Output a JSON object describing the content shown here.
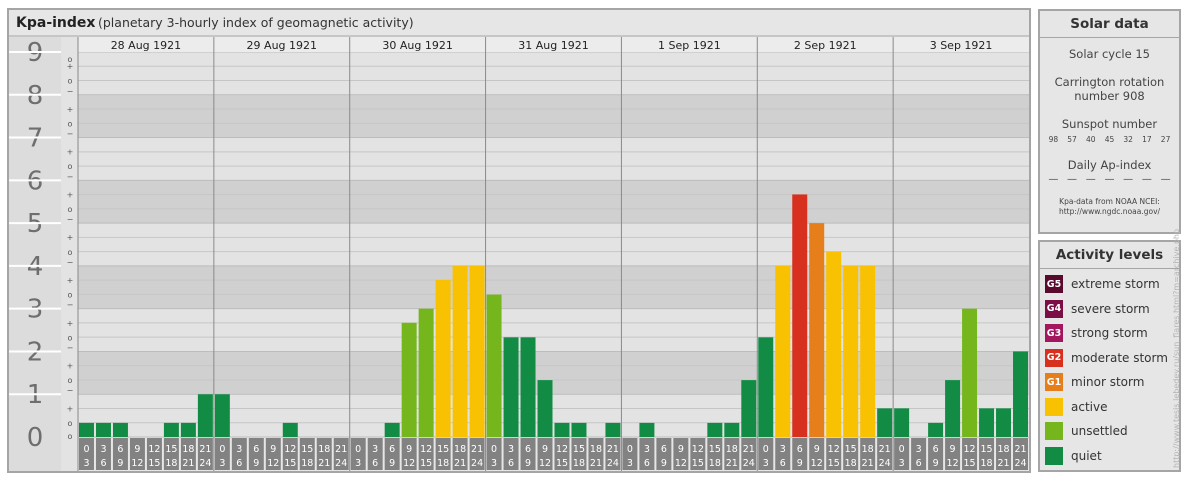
{
  "title": "Kpa-index",
  "subtitle": "(planetary 3-hourly index of geomagnetic activity)",
  "chart_data": {
    "type": "bar",
    "title": "Kpa-index",
    "subtitle": "(planetary 3-hourly index of geomagnetic activity)",
    "ylim": [
      0,
      9
    ],
    "y_ticks": [
      "0",
      "1",
      "2",
      "3",
      "4",
      "5",
      "6",
      "7",
      "8",
      "9"
    ],
    "y_subticks": [
      "+",
      "o",
      "−"
    ],
    "days": [
      "28 Aug 1921",
      "29 Aug 1921",
      "30 Aug 1921",
      "31 Aug 1921",
      "1 Sep 1921",
      "2 Sep 1921",
      "3 Sep 1921"
    ],
    "interval_starts": [
      "0",
      "3",
      "6",
      "9",
      "12",
      "15",
      "18",
      "21"
    ],
    "interval_ends": [
      "3",
      "6",
      "9",
      "12",
      "15",
      "18",
      "21",
      "24"
    ],
    "values": [
      [
        0.33,
        0.33,
        0.33,
        0,
        0,
        0.33,
        0.33,
        1
      ],
      [
        1,
        0,
        0,
        0,
        0.33,
        0,
        0,
        0
      ],
      [
        0,
        0,
        0.33,
        2.67,
        3,
        3.67,
        4,
        4
      ],
      [
        3.33,
        2.33,
        2.33,
        1.33,
        0.33,
        0.33,
        0,
        0.33
      ],
      [
        0,
        0.33,
        0,
        0,
        0,
        0.33,
        0.33,
        1.33
      ],
      [
        2.33,
        4,
        5.67,
        5,
        4.33,
        4,
        4,
        0.67
      ],
      [
        0.67,
        0,
        0.33,
        1.33,
        3,
        0.67,
        0.67,
        2
      ]
    ]
  },
  "solar": {
    "heading": "Solar data",
    "cycle": "Solar cycle 15",
    "rotation_line1": "Carrington rotation",
    "rotation_line2": "number 908",
    "sunspot_heading": "Sunspot number",
    "sunspots": [
      "98",
      "57",
      "40",
      "45",
      "32",
      "17",
      "27"
    ],
    "ap_heading": "Daily Ap-index",
    "ap_values": [
      "—",
      "—",
      "—",
      "—",
      "—",
      "—",
      "—"
    ],
    "source_line1": "Kpa-data from NOAA NCEI:",
    "source_line2": "http://www.ngdc.noaa.gov/"
  },
  "activity": {
    "heading": "Activity levels",
    "levels": [
      {
        "badge": "G5",
        "label": "extreme storm",
        "color": "#5a0a2d"
      },
      {
        "badge": "G4",
        "label": "severe storm",
        "color": "#7c0e46"
      },
      {
        "badge": "G3",
        "label": "strong storm",
        "color": "#a3175e"
      },
      {
        "badge": "G2",
        "label": "moderate storm",
        "color": "#d7301f"
      },
      {
        "badge": "G1",
        "label": "minor storm",
        "color": "#e67f1b"
      },
      {
        "badge": "",
        "label": "active",
        "color": "#f8c102"
      },
      {
        "badge": "",
        "label": "unsettled",
        "color": "#75b61d"
      },
      {
        "badge": "",
        "label": "quiet",
        "color": "#128c45"
      }
    ]
  },
  "watermark": "http://www.tesis.lebedev.ru/sun_flares.html?m=archive.php"
}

§ Set task:
Reproduce each line holding the word "storm".

§ Result:
        "label": "extreme storm",
        "label": "severe storm",
        "label": "strong storm",
        "label": "moderate storm",
        "label": "minor storm",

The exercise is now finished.